EXERCISE 1 — According to the passage on psychological time, what is psychological time?
EXERCISE 2 — Revise the passage on psychological time by giving the part between "Do you know" and "a certain safety.", inclusive, with "safety" replaced by "security".
EXERCISE 3 — Write what comes next in the passage on psychological time, picking up after its last sentence.

EXCERPTED PASSAGE —
☆ ☆ ☆
Do you know what time is? Not by the watch, not chronological time, but psychological time? It is the interval between idea and action. An idea is for self-protection obviously; it is the idea of being secure. Action is always immediate; it is not of the past or of the future; to act must always be in the present, but action is so dangerous, so uncertain, that we conform to an idea which we hope will give us a certain safety.

Do look at this in yourself. You have an idea of what is right or wrong, or an ideological concept about yourself and society, and according to that idea you are going to act. Therefore the action is in conformity with that idea, approximating to the idea, and hence there is always conflict. There is the idea, the interval and action. And in that interval is the whole field of time. That interval is essentially thought. When you think you will be happy tomorrow, then you have an image of your-self achieving a certain result in time. Thought, through observation, through desire, and the continuity of that desire sustained by further thought, says, 'Tomorrow I shall be happy. Tomorrow I shall have success. Tomorrow the world will be a beautiful place.' So thought creates that interval which is time.
☆ ☆ ☆
INFORMATION SHOWN —
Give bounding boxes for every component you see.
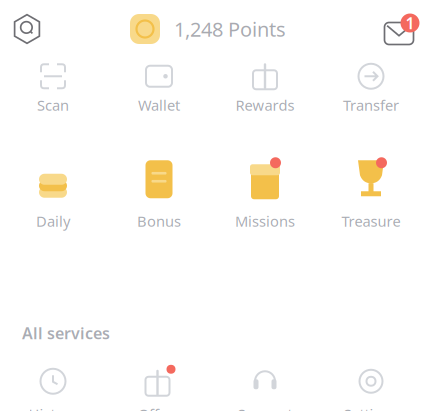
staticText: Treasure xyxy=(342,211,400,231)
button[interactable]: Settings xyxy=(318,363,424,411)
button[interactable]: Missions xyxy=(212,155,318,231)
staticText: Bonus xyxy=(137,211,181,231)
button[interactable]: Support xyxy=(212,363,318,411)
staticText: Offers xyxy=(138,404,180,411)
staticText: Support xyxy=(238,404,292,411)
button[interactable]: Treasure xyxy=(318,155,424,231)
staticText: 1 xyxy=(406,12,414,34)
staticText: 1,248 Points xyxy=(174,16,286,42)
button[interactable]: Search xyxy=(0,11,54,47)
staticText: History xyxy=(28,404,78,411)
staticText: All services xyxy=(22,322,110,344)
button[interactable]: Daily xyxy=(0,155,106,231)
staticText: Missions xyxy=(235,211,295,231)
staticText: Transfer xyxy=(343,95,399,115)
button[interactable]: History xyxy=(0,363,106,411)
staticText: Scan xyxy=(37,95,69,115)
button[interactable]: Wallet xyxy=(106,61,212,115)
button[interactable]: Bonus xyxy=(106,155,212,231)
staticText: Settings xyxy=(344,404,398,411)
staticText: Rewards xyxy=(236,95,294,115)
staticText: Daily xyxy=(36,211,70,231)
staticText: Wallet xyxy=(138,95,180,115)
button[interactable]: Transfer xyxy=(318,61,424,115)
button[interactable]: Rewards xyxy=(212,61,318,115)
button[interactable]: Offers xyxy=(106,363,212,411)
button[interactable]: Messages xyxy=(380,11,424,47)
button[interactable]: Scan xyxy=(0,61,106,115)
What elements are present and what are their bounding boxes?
☆ ☆ ☆
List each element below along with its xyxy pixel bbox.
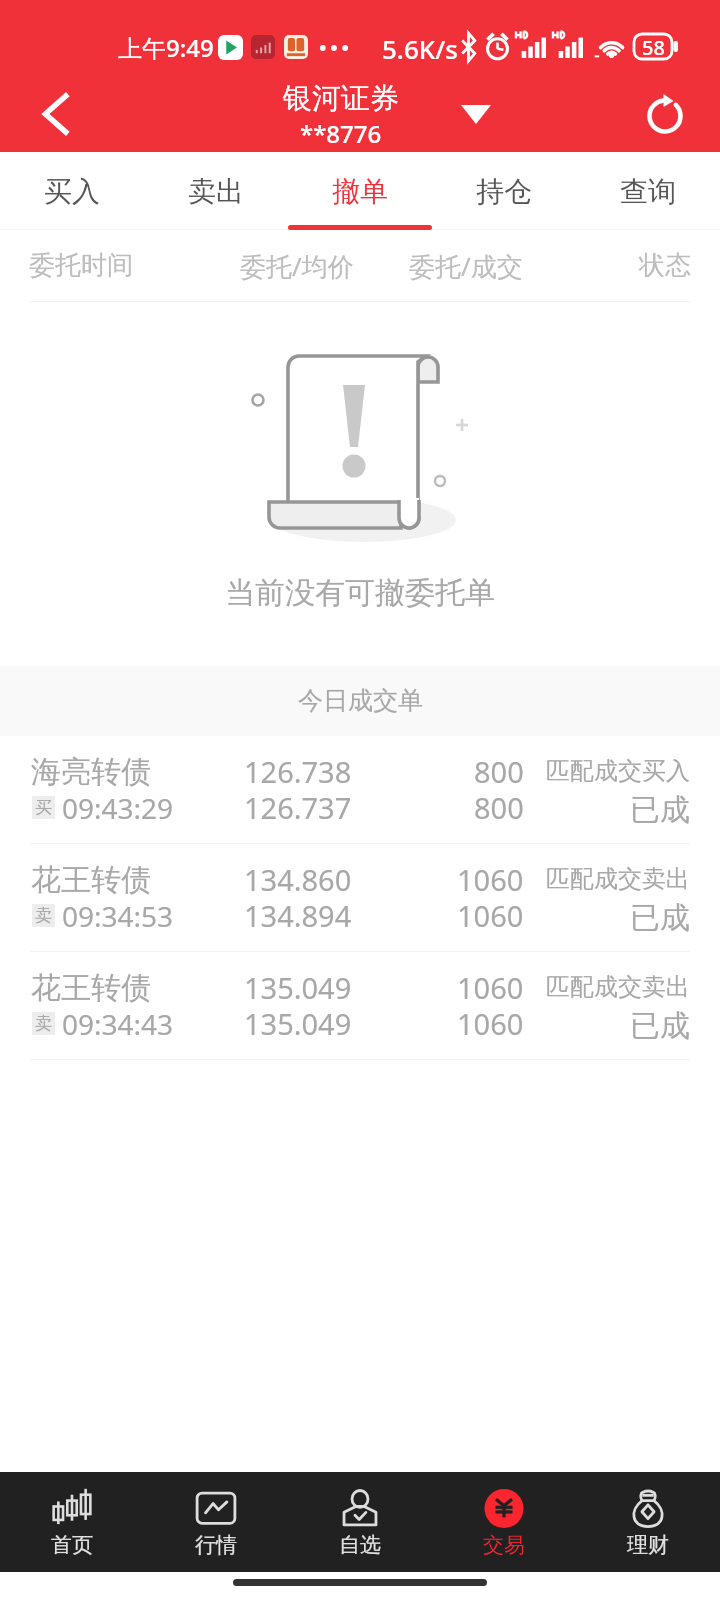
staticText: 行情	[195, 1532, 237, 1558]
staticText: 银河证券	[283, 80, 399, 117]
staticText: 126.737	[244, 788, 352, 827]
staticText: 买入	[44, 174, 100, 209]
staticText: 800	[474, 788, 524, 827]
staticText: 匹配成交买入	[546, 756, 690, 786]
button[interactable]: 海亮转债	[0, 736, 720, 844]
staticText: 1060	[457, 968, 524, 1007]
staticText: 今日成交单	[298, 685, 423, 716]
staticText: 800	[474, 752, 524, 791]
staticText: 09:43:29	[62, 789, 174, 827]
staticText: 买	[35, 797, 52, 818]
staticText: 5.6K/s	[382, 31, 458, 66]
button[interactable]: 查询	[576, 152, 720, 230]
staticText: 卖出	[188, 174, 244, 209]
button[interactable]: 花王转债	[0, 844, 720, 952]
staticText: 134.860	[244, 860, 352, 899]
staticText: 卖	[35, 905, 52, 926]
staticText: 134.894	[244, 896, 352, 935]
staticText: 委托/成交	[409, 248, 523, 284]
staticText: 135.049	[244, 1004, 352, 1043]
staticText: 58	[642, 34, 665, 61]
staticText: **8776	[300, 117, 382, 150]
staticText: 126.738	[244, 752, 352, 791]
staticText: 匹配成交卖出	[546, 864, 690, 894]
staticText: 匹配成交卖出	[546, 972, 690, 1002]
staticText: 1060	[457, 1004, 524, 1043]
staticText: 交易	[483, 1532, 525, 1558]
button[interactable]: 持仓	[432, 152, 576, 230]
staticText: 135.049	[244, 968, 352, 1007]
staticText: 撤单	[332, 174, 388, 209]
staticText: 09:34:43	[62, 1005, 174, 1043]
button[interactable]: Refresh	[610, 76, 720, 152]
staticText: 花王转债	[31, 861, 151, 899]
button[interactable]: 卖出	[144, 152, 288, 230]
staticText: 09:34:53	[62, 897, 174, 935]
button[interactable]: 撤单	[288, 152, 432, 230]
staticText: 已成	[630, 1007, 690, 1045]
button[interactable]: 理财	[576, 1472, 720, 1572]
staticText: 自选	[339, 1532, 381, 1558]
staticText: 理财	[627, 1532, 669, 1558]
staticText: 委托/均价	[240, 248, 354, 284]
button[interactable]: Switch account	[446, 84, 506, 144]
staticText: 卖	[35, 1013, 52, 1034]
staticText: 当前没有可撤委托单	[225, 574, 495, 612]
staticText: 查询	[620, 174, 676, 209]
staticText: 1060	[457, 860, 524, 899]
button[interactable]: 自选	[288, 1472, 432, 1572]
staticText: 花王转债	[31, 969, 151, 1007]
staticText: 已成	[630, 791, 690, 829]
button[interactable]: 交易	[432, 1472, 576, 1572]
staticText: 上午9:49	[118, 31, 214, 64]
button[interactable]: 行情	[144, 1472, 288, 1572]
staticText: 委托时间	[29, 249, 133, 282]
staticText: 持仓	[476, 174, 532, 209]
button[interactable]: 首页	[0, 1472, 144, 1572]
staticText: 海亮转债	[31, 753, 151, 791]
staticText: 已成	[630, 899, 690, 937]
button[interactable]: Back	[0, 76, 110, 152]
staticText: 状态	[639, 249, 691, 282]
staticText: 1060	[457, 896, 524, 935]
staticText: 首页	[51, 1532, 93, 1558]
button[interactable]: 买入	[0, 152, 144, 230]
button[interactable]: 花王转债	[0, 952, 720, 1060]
☆ ☆ ☆
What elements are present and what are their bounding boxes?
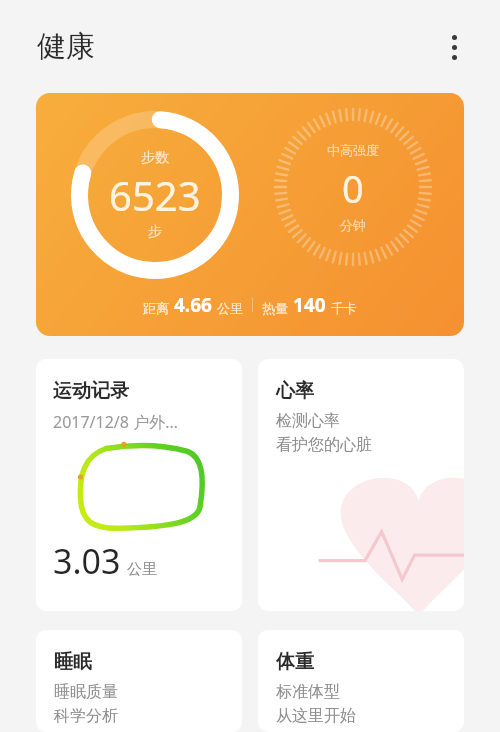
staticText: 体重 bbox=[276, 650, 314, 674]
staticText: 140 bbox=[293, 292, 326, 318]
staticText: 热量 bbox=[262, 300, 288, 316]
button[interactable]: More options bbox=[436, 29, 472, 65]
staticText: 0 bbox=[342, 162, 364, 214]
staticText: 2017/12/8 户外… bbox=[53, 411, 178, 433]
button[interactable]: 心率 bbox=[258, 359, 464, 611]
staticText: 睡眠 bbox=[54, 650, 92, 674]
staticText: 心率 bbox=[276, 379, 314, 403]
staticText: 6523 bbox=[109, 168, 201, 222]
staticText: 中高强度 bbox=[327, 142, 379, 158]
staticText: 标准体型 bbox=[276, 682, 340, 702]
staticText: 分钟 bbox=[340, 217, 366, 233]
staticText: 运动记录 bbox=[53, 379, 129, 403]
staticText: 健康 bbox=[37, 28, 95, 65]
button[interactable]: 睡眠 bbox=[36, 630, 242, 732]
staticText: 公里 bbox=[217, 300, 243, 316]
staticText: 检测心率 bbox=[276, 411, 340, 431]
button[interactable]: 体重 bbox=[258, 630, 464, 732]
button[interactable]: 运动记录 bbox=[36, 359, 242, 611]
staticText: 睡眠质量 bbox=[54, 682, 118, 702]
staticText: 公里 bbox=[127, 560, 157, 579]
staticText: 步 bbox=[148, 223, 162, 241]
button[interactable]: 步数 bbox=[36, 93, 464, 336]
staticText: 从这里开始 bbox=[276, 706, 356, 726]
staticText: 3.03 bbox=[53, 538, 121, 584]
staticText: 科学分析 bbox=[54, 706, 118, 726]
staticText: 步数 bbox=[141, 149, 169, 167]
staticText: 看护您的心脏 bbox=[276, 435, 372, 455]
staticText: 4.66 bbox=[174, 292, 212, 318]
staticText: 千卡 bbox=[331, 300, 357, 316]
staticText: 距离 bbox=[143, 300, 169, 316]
☆ ☆ ☆
EXPECTED OUTPUT 1 — It is the interval between idea and action.

EXPECTED OUTPUT 2 —
Do you know what time is? Not by the watch, not chronological time, but psychological time? It is the interval between idea and action. An idea is for self-protection obviously; it is the idea of being secure. Action is always immediate; it is not of the past or of the future; to act must always be in the present, but action is so dangerous, so uncertain, that we conform to an idea which we hope will give us a certain security.

EXPECTED OUTPUT 3 —
Now we are asking, can we put a stop to time? Can we live so completely that there is no tomorrow for thought to think about? Because time is sorrow. That is, yesterday or a thousand yesterday's ago, you loved, or you had a companion who has gone, and that memory remains and you are thinking about that pleasure and that pain-you are looking back, wishing, hoping, regretting, so thought, going over it again and again, breeds this thing we call sorrow and gives continuity to time.

So long as there is this interval of time which has been bred by thought, there must be sorrow, there must be continuity of fear. So one asks oneself can this interval come to an end? [...] Now if one is lost in a wood, what is the first thing one does? One stops, doesn't one? One stops and looks round. But the more we are confused and lost in life the more we chase around, searching, asking, demanding, begging. So the first thing, if I may suggest it, is that you completely stop inwardly. And when you do stop inwardly, psychologically, your mind becomes very peaceful, very clear. Then you can really look at this question of time.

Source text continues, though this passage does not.